■ Required work ■
Retype exactly the lines from the one containing "Extract all the data from this chart as JSON." through the last line of the records below, including both, and leave out any pictures.

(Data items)
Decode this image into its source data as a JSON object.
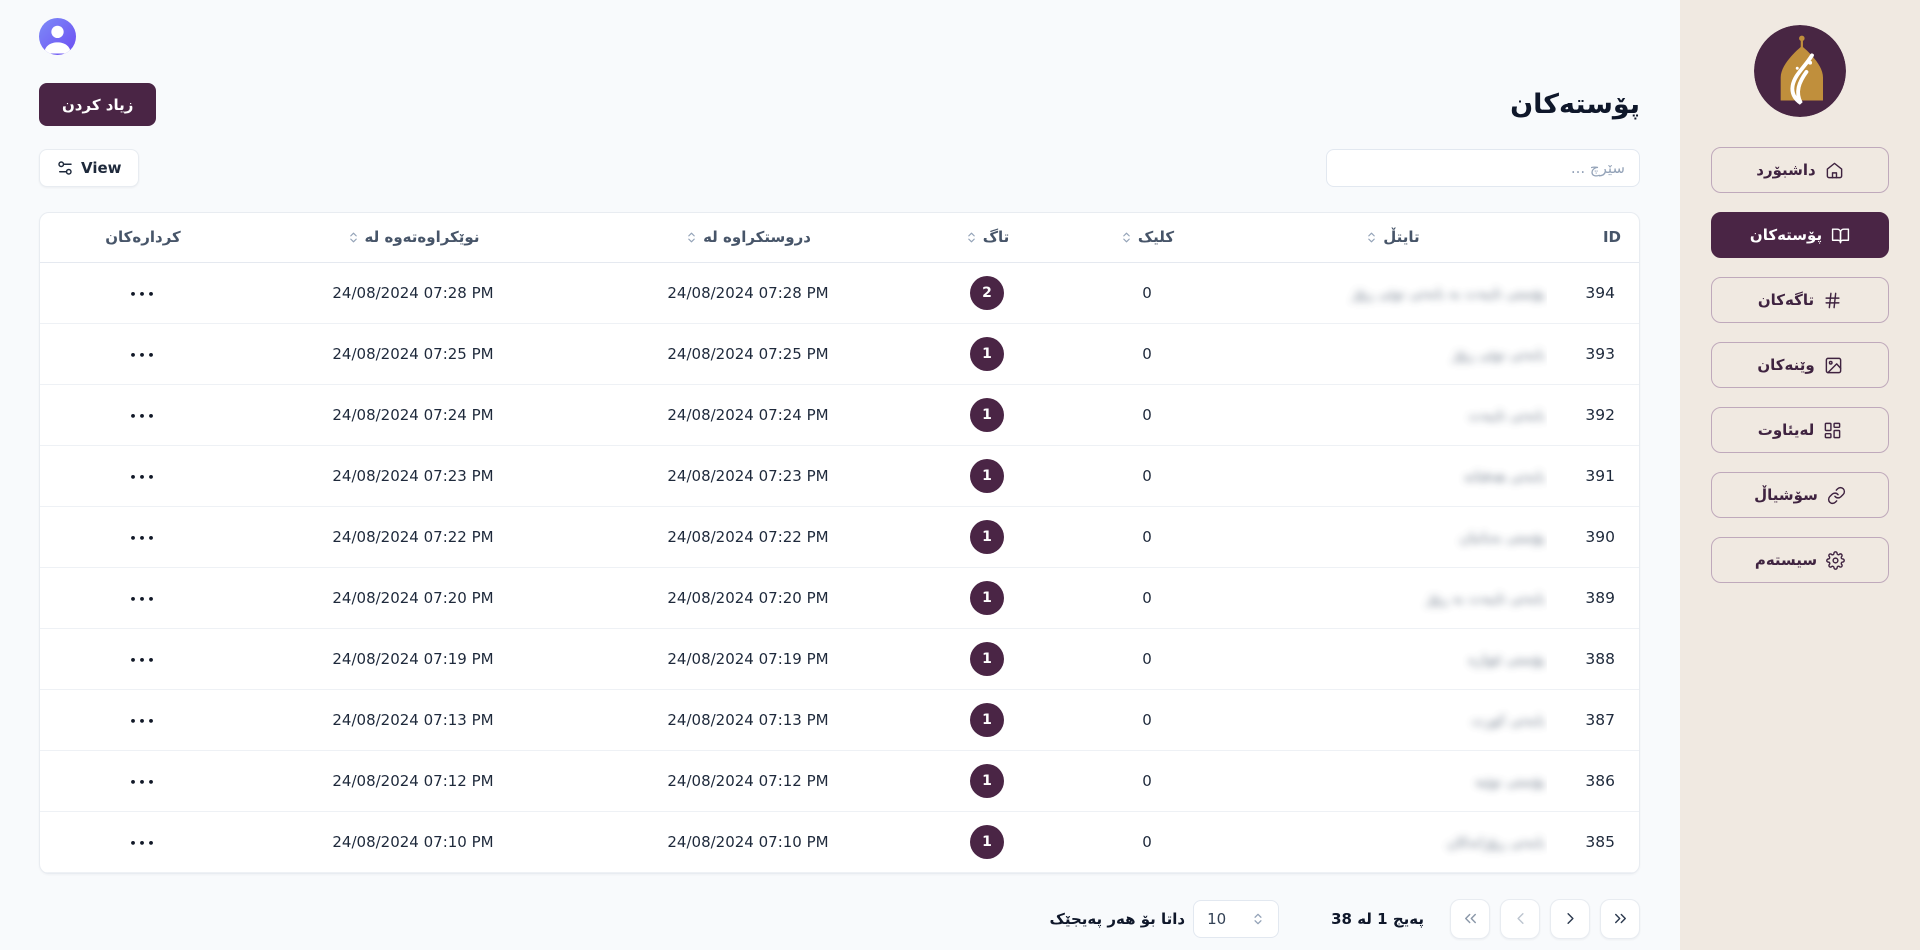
{
  "page": {
    "title": "پۆستەکان",
    "add_button_label": "زیاد کردن",
    "view_button_label": "View",
    "search_placeholder": "سێرچ ..."
  },
  "sidebar": {
    "items": [
      {
        "key": "dashboard",
        "label": "داشبۆرد",
        "icon": "home-icon",
        "active": false
      },
      {
        "key": "posts",
        "label": "پۆستەکان",
        "icon": "book-open-icon",
        "active": true
      },
      {
        "key": "tags",
        "label": "تاگەکان",
        "icon": "hash-icon",
        "active": false
      },
      {
        "key": "images",
        "label": "وێنەکان",
        "icon": "image-icon",
        "active": false
      },
      {
        "key": "layout",
        "label": "لەیئاوت",
        "icon": "layout-icon",
        "active": false
      },
      {
        "key": "social",
        "label": "سۆشیاڵ",
        "icon": "link-icon",
        "active": false
      },
      {
        "key": "system",
        "label": "سیستەم",
        "icon": "gear-icon",
        "active": false
      }
    ]
  },
  "table": {
    "headers": {
      "id": "ID",
      "title": "تایتڵ",
      "clicks": "کلیک",
      "tags": "تاگ",
      "created": "دروستکراوە لە",
      "updated": "نوێکراوەتەوە لە",
      "actions": "کردارەکان"
    },
    "rows": [
      {
        "id": "394",
        "title_masked": "پۆستی تایبەت بە بابەتی نوێی ڕۆژ",
        "clicks": "0",
        "tags": "2",
        "created": "24/08/2024 07:28 PM",
        "updated": "24/08/2024 07:28 PM",
        "actions": "•••"
      },
      {
        "id": "393",
        "title_masked": "بابەتی نوێی ڕۆژ",
        "clicks": "0",
        "tags": "1",
        "created": "24/08/2024 07:25 PM",
        "updated": "24/08/2024 07:25 PM",
        "actions": "•••"
      },
      {
        "id": "392",
        "title_masked": "بابەتی تایبەت",
        "clicks": "0",
        "tags": "1",
        "created": "24/08/2024 07:24 PM",
        "updated": "24/08/2024 07:24 PM",
        "actions": "•••"
      },
      {
        "id": "391",
        "title_masked": "بابەتی هەفتانە",
        "clicks": "0",
        "tags": "1",
        "created": "24/08/2024 07:23 PM",
        "updated": "24/08/2024 07:23 PM",
        "actions": "•••"
      },
      {
        "id": "390",
        "title_masked": "پۆستی بەیانیان",
        "clicks": "0",
        "tags": "1",
        "created": "24/08/2024 07:22 PM",
        "updated": "24/08/2024 07:22 PM",
        "actions": "•••"
      },
      {
        "id": "389",
        "title_masked": "بابەتی تایبەت بە ڕۆژ",
        "clicks": "0",
        "tags": "1",
        "created": "24/08/2024 07:20 PM",
        "updated": "24/08/2024 07:20 PM",
        "actions": "•••"
      },
      {
        "id": "388",
        "title_masked": "پۆستی ئێوارە",
        "clicks": "0",
        "tags": "1",
        "created": "24/08/2024 07:19 PM",
        "updated": "24/08/2024 07:19 PM",
        "actions": "•••"
      },
      {
        "id": "387",
        "title_masked": "بابەتی کورت",
        "clicks": "0",
        "tags": "1",
        "created": "24/08/2024 07:13 PM",
        "updated": "24/08/2024 07:13 PM",
        "actions": "•••"
      },
      {
        "id": "386",
        "title_masked": "پۆستی نوێیە",
        "clicks": "0",
        "tags": "1",
        "created": "24/08/2024 07:12 PM",
        "updated": "24/08/2024 07:12 PM",
        "actions": "•••"
      },
      {
        "id": "385",
        "title_masked": "بابەتی ڕۆژانەکان",
        "clicks": "0",
        "tags": "1",
        "created": "24/08/2024 07:10 PM",
        "updated": "24/08/2024 07:10 PM",
        "actions": "•••"
      }
    ]
  },
  "pagination": {
    "per_page_label": "داتا بۆ هەر پەیجێک",
    "per_page_value": "10",
    "page_info": "پەیج 1 لە 38",
    "buttons": [
      {
        "key": "pager-end",
        "icon": "chevrons-right-icon",
        "tone": "dark"
      },
      {
        "key": "pager-next",
        "icon": "chevron-right-icon",
        "tone": "dark"
      },
      {
        "key": "pager-previous",
        "icon": "chevron-left-icon",
        "tone": "light"
      },
      {
        "key": "pager-start",
        "icon": "chevrons-left-icon",
        "tone": "gray"
      }
    ]
  },
  "colors": {
    "accent_purple": "#4a2545",
    "sidebar_bg": "#f0e9e1",
    "main_bg": "#f8fafc",
    "gold": "#c08f3c"
  }
}
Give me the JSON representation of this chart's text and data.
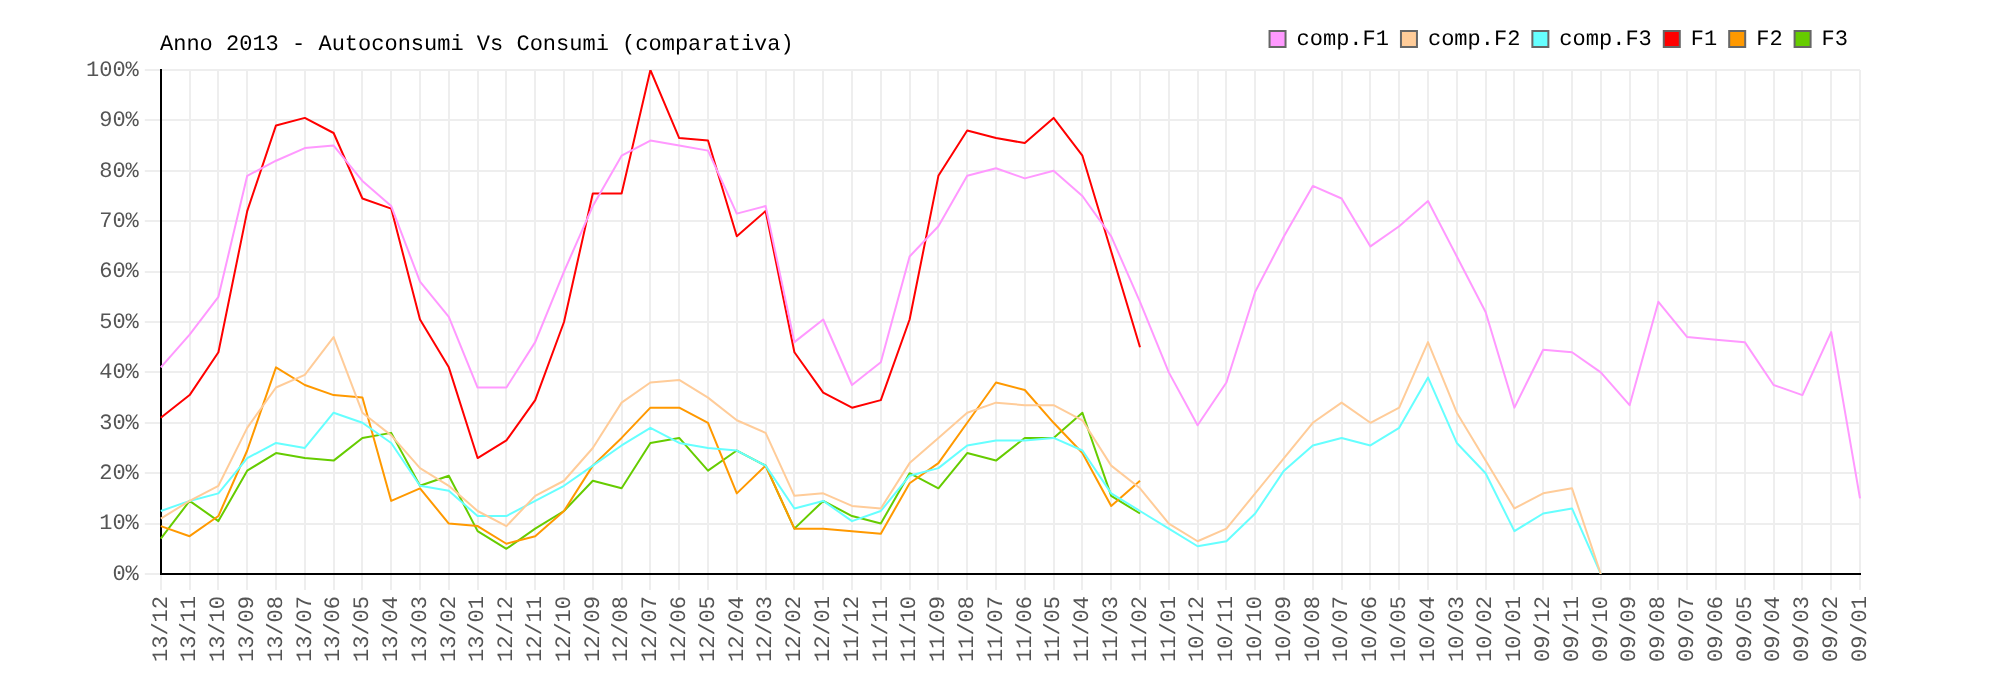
{
  "chart_data": {
    "type": "line",
    "title": "Anno 2013 - Autoconsumi Vs Consumi (comparativa)",
    "categories": [
      "13/12",
      "13/11",
      "13/10",
      "13/09",
      "13/08",
      "13/07",
      "13/06",
      "13/05",
      "13/04",
      "13/03",
      "13/02",
      "13/01",
      "12/12",
      "12/11",
      "12/10",
      "12/09",
      "12/08",
      "12/07",
      "12/06",
      "12/05",
      "12/04",
      "12/03",
      "12/02",
      "12/01",
      "11/12",
      "11/11",
      "11/10",
      "11/09",
      "11/08",
      "11/07",
      "11/06",
      "11/05",
      "11/04",
      "11/03",
      "11/02",
      "11/01",
      "10/12",
      "10/11",
      "10/10",
      "10/09",
      "10/08",
      "10/07",
      "10/06",
      "10/05",
      "10/04",
      "10/03",
      "10/02",
      "10/01",
      "09/12",
      "09/11",
      "09/10",
      "09/09",
      "09/08",
      "09/07",
      "09/06",
      "09/05",
      "09/04",
      "09/03",
      "09/02",
      "09/01"
    ],
    "series": [
      {
        "name": "comp.F1",
        "color": "#ff99ff",
        "values": [
          41,
          47.5,
          55,
          79,
          82,
          84.5,
          85,
          78,
          73,
          58,
          51,
          37,
          37,
          46,
          60,
          73,
          83,
          86,
          85,
          84,
          71.5,
          73,
          46,
          50.5,
          37.5,
          42,
          63,
          69,
          79,
          80.5,
          78.5,
          80,
          75,
          67,
          54,
          40,
          29.5,
          38,
          56,
          67,
          77,
          74.5,
          65,
          69,
          74,
          63,
          52,
          33,
          44.5,
          44,
          40,
          33.5,
          54,
          47,
          46.5,
          46,
          37.5,
          35.5,
          48,
          15
        ]
      },
      {
        "name": "comp.F2",
        "color": "#ffcc99",
        "values": [
          11,
          14.5,
          17.5,
          29,
          37,
          39.5,
          47,
          32,
          27.5,
          21,
          17.5,
          12.5,
          9.5,
          15.5,
          18.5,
          25,
          34,
          38,
          38.5,
          35,
          30.5,
          28,
          15.5,
          16,
          13.5,
          13,
          22,
          27,
          32,
          34,
          33.5,
          33.5,
          30.5,
          21.5,
          17,
          10,
          6.5,
          9,
          16,
          23,
          30,
          34,
          30,
          33,
          46,
          32,
          22.5,
          13,
          16,
          17,
          0,
          null,
          null,
          null,
          null,
          null,
          null,
          null,
          null,
          null
        ]
      },
      {
        "name": "comp.F3",
        "color": "#66ffff",
        "values": [
          12.5,
          14.5,
          16,
          23,
          26,
          25,
          32,
          30,
          26,
          17.5,
          16.5,
          11.5,
          11.5,
          14.5,
          17.5,
          21.5,
          25.5,
          29,
          26,
          25,
          24.5,
          21.5,
          13,
          14.5,
          10.5,
          12.5,
          19.5,
          21,
          25.5,
          26.5,
          26.5,
          27,
          24.5,
          16,
          12.5,
          9,
          5.5,
          6.5,
          12,
          20.5,
          25.5,
          27,
          25.5,
          29,
          39,
          26,
          20,
          8.5,
          12,
          13,
          0,
          null,
          null,
          null,
          null,
          null,
          null,
          null,
          null,
          null
        ]
      },
      {
        "name": "F1",
        "color": "#ff0000",
        "values": [
          31,
          35.5,
          44,
          72,
          89,
          90.5,
          87.5,
          74.5,
          72.5,
          50.5,
          41,
          23,
          26.5,
          34.5,
          50,
          75.5,
          75.5,
          100,
          86.5,
          86,
          67,
          72,
          44,
          36,
          33,
          34.5,
          50.5,
          79,
          88,
          86.5,
          85.5,
          90.5,
          83,
          64,
          45,
          null,
          null,
          null,
          null,
          null,
          null,
          null,
          null,
          null,
          null,
          null,
          null,
          null,
          null,
          null,
          null,
          null,
          null,
          null,
          null,
          null,
          null,
          null,
          null,
          null
        ]
      },
      {
        "name": "F2",
        "color": "#ff9900",
        "values": [
          9.5,
          7.5,
          11.5,
          24.5,
          41,
          37.5,
          35.5,
          35,
          14.5,
          17,
          10,
          9.5,
          6,
          7.5,
          12.5,
          21.5,
          27,
          33,
          33,
          30,
          16,
          21.5,
          9,
          9,
          8.5,
          8,
          18,
          22,
          30,
          38,
          36.5,
          30,
          24,
          13.5,
          18.5,
          null,
          null,
          null,
          null,
          null,
          null,
          null,
          null,
          null,
          null,
          null,
          null,
          null,
          null,
          null,
          null,
          null,
          null,
          null,
          null,
          null,
          null,
          null,
          null,
          null
        ]
      },
      {
        "name": "F3",
        "color": "#66cc00",
        "values": [
          7,
          14.5,
          10.5,
          20.5,
          24,
          23,
          22.5,
          27,
          28,
          17.5,
          19.5,
          8.5,
          5,
          9,
          12.5,
          18.5,
          17,
          26,
          27,
          20.5,
          24.5,
          21.5,
          9,
          14.5,
          11.5,
          10,
          20,
          17,
          24,
          22.5,
          27,
          27,
          32,
          15.5,
          12,
          null,
          null,
          null,
          null,
          null,
          null,
          null,
          null,
          null,
          null,
          null,
          null,
          null,
          null,
          null,
          null,
          null,
          null,
          null,
          null,
          null,
          null,
          null,
          null,
          null
        ]
      }
    ],
    "ylim": [
      0,
      100
    ],
    "yticks": [
      {
        "value": 0,
        "label": "0%"
      },
      {
        "value": 10,
        "label": "10%"
      },
      {
        "value": 20,
        "label": "20%"
      },
      {
        "value": 30,
        "label": "30%"
      },
      {
        "value": 40,
        "label": "40%"
      },
      {
        "value": 50,
        "label": "50%"
      },
      {
        "value": 60,
        "label": "60%"
      },
      {
        "value": 70,
        "label": "70%"
      },
      {
        "value": 80,
        "label": "80%"
      },
      {
        "value": 90,
        "label": "90%"
      },
      {
        "value": 100,
        "label": "100%"
      }
    ],
    "grid": true,
    "legend": "top right",
    "marker": "none",
    "line_style": "solid"
  }
}
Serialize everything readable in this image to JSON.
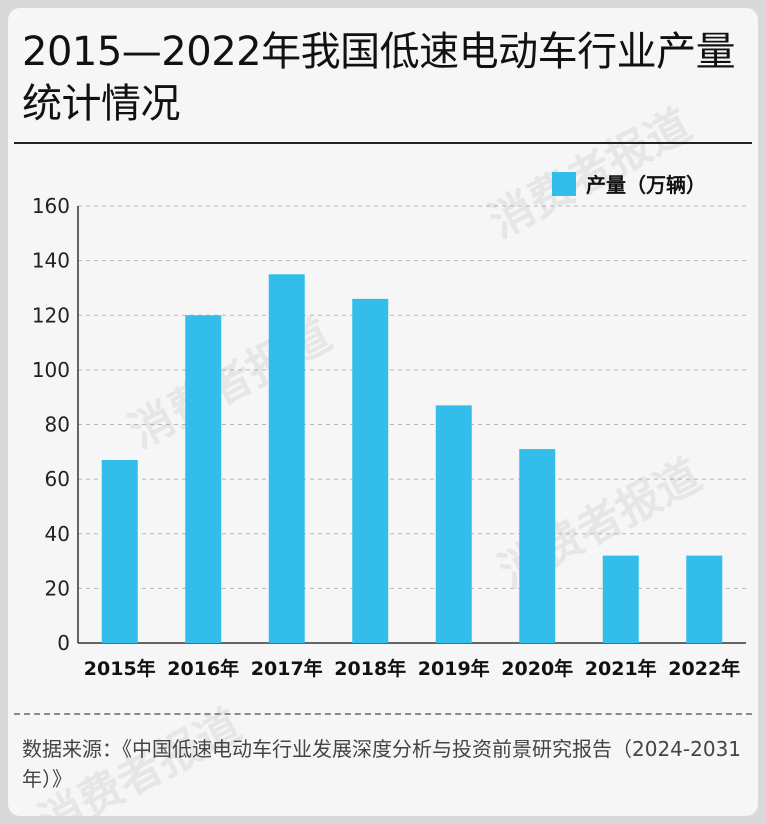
{
  "title": "2015—2022年我国低速电动车行业产量统计情况",
  "watermark": "消费者报道",
  "source": "数据来源：《中国低速电动车行业发展深度分析与投资前景研究报告（2024-2031年）》",
  "colors": {
    "bar": "#33bdea",
    "grid": "#b5b5b5",
    "axis": "#333333"
  },
  "chart_data": {
    "type": "bar",
    "title": "2015—2022年我国低速电动车行业产量统计情况",
    "categories": [
      "2015年",
      "2016年",
      "2017年",
      "2018年",
      "2019年",
      "2020年",
      "2021年",
      "2022年"
    ],
    "series": [
      {
        "name": "产量（万辆）",
        "values": [
          67,
          120,
          135,
          126,
          87,
          71,
          32,
          32
        ]
      }
    ],
    "yticks": [
      0,
      20,
      40,
      60,
      80,
      100,
      120,
      140,
      160
    ],
    "ylim": [
      0,
      160
    ],
    "xlabel": "",
    "ylabel": "",
    "legend_position": "top-right",
    "grid": true
  }
}
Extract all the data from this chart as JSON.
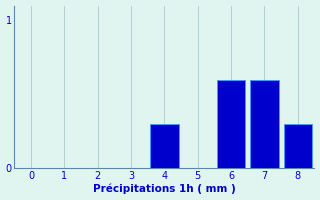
{
  "categories": [
    0,
    1,
    2,
    3,
    4,
    5,
    6,
    7,
    8
  ],
  "values": [
    0,
    0,
    0,
    0,
    0.3,
    0,
    0.6,
    0.6,
    0.3
  ],
  "bar_color": "#0000cc",
  "bar_edge_color": "#4499ff",
  "background_color": "#e0f5f0",
  "xlabel": "Précipitations 1h ( mm )",
  "xlabel_color": "#0000cc",
  "ylim": [
    0,
    1.1
  ],
  "xlim": [
    -0.5,
    8.5
  ],
  "yticks": [
    0,
    1
  ],
  "ytick_labels": [
    "0",
    "1"
  ],
  "xticks": [
    0,
    1,
    2,
    3,
    4,
    5,
    6,
    7,
    8
  ],
  "grid_color": "#aacccc",
  "axis_color": "#5588aa",
  "tick_color": "#0000cc",
  "bar_width": 0.85,
  "xlabel_fontsize": 7.5,
  "tick_fontsize": 7
}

■ Reply to the exercise ■
Extract all the data from this chart as JSON.
{
  "categories": [
    0,
    1,
    2,
    3,
    4,
    5,
    6,
    7,
    8
  ],
  "values": [
    0,
    0,
    0,
    0,
    0.3,
    0,
    0.6,
    0.6,
    0.3
  ],
  "bar_color": "#0000cc",
  "bar_edge_color": "#4499ff",
  "background_color": "#e0f5f0",
  "xlabel": "Précipitations 1h ( mm )",
  "xlabel_color": "#0000cc",
  "ylim": [
    0,
    1.1
  ],
  "xlim": [
    -0.5,
    8.5
  ],
  "yticks": [
    0,
    1
  ],
  "ytick_labels": [
    "0",
    "1"
  ],
  "xticks": [
    0,
    1,
    2,
    3,
    4,
    5,
    6,
    7,
    8
  ],
  "grid_color": "#aacccc",
  "axis_color": "#5588aa",
  "tick_color": "#0000cc",
  "bar_width": 0.85,
  "xlabel_fontsize": 7.5,
  "tick_fontsize": 7
}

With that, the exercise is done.